■ PROBLEM DESCRIPTION:
Search the material below for the word "Shift". Copy every line that has it.

── INPUT ROWS

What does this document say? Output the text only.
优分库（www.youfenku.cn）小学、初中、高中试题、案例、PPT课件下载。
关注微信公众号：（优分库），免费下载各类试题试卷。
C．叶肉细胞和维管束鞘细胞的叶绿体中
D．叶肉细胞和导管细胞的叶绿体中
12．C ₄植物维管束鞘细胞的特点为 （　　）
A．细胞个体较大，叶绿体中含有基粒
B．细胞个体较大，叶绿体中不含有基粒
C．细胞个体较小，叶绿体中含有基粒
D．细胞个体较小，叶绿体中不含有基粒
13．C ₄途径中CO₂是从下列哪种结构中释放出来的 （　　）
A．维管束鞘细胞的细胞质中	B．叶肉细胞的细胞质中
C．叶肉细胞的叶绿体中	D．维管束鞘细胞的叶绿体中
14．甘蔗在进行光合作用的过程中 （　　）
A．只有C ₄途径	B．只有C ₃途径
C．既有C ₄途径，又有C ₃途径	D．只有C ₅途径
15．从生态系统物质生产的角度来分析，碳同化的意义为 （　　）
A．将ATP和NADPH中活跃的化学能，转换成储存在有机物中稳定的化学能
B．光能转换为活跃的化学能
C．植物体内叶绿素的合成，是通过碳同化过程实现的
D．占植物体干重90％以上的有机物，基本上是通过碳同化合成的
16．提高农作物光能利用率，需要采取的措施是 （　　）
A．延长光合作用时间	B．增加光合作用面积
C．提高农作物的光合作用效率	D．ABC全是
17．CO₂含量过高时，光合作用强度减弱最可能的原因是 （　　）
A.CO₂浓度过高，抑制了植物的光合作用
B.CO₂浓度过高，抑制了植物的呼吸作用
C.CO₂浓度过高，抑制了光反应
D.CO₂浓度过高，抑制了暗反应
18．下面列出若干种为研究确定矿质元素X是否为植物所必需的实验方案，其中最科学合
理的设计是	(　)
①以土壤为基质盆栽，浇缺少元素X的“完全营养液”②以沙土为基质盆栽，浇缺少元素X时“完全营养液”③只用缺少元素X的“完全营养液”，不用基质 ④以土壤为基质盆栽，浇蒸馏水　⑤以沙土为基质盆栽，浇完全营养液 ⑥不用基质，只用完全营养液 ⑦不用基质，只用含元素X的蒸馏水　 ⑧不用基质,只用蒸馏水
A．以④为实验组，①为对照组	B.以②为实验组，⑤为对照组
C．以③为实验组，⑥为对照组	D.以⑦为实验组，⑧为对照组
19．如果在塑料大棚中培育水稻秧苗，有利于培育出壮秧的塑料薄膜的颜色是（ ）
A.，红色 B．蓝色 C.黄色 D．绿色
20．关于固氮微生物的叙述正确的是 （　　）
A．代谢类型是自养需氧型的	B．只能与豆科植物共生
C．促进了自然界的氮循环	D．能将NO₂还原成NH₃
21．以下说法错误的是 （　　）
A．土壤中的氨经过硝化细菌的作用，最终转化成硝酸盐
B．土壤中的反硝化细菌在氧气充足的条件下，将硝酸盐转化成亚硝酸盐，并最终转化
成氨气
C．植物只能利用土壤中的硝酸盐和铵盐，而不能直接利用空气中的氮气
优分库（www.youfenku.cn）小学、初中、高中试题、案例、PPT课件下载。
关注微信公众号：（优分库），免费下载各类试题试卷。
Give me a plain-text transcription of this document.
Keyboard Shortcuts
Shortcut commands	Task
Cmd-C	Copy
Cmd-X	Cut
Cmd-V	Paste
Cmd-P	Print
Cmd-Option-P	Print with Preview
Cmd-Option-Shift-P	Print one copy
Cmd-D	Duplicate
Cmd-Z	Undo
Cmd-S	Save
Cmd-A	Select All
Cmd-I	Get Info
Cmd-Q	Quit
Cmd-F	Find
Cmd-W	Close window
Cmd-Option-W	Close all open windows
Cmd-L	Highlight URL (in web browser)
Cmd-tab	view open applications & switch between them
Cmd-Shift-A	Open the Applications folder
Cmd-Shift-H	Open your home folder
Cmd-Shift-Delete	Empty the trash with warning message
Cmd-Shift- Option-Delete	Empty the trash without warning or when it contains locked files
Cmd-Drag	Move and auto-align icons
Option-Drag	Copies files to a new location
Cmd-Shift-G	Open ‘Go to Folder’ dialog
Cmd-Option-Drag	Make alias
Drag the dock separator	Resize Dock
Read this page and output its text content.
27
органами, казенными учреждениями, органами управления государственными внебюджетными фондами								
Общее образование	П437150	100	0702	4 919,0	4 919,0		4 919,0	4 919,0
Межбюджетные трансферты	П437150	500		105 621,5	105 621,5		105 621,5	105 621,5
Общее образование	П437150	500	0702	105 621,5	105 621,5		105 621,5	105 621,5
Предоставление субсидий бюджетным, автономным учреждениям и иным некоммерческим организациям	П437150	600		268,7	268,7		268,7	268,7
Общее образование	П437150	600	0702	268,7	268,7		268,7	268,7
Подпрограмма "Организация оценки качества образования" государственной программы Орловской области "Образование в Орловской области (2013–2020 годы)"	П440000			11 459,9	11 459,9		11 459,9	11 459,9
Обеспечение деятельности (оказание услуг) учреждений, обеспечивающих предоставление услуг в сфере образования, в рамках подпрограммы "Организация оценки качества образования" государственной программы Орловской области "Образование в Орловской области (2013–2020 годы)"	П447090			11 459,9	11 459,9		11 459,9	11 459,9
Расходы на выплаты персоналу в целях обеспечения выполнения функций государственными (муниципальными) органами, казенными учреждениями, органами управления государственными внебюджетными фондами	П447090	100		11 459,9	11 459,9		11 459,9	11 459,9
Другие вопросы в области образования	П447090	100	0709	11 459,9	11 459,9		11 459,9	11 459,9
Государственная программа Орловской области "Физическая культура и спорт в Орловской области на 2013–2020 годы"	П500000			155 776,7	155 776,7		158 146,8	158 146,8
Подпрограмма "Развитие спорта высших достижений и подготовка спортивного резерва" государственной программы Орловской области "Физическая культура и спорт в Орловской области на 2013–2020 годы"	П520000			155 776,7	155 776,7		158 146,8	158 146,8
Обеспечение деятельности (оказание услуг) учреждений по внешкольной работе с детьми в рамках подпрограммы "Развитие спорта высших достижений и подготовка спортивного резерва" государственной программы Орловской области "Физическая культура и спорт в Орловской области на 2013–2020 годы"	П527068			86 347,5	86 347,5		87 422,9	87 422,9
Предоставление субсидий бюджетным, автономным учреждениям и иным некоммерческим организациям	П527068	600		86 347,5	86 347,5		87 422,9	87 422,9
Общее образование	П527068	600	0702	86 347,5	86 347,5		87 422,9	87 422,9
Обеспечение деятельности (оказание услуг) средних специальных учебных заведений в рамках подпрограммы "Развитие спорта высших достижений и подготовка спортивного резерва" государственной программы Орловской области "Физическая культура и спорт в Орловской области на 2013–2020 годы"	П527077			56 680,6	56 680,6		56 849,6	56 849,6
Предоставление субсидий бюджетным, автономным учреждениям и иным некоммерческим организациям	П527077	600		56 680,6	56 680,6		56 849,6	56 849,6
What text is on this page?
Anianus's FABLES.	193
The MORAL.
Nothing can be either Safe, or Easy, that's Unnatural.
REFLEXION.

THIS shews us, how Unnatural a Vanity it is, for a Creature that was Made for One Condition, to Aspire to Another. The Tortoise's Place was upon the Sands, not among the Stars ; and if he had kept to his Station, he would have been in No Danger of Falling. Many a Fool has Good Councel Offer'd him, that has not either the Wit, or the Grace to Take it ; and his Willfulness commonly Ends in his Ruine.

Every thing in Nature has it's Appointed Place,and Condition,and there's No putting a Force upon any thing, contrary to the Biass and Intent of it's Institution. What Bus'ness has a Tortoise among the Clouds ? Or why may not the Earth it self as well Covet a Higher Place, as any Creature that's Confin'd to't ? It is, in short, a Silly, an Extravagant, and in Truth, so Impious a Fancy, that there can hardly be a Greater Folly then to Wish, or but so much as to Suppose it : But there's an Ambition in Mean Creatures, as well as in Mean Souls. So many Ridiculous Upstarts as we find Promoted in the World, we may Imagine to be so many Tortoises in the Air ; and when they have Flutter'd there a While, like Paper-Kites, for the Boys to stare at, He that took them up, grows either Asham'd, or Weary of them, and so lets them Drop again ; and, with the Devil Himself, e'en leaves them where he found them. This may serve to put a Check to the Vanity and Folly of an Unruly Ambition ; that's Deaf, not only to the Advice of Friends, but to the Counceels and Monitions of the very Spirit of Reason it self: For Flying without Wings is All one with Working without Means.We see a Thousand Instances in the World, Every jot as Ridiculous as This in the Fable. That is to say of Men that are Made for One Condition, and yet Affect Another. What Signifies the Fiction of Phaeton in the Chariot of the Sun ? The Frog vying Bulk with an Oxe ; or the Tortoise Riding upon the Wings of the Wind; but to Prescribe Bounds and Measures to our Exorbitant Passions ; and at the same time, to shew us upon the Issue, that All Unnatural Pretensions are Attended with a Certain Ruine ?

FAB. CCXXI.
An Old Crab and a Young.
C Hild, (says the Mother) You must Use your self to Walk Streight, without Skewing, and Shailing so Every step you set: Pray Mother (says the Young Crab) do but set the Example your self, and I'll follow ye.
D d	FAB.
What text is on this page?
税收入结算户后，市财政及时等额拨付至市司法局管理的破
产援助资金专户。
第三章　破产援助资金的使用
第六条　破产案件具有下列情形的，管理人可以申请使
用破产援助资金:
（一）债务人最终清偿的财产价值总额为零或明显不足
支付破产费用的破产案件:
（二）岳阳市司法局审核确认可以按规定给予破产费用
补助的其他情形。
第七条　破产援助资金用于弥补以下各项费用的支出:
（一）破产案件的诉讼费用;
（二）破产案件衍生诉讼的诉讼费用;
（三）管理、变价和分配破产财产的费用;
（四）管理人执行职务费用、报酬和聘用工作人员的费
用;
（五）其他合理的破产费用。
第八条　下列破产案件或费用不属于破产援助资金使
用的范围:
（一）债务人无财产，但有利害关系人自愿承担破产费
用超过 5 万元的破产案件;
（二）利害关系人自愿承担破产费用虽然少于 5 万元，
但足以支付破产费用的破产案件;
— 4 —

────

■ ANSWER:
Cmd-Option-Shift-P	Print one copy
Cmd-Shift-A	Open the Applications folder
Cmd-Shift-H	Open your home folder
Cmd-Shift-Delete	Empty the trash with warning message
Cmd-Shift- Option-Delete	Empty the trash without warning or when it contains locked files
Cmd-Shift-G	Open ‘Go to Folder’ dialog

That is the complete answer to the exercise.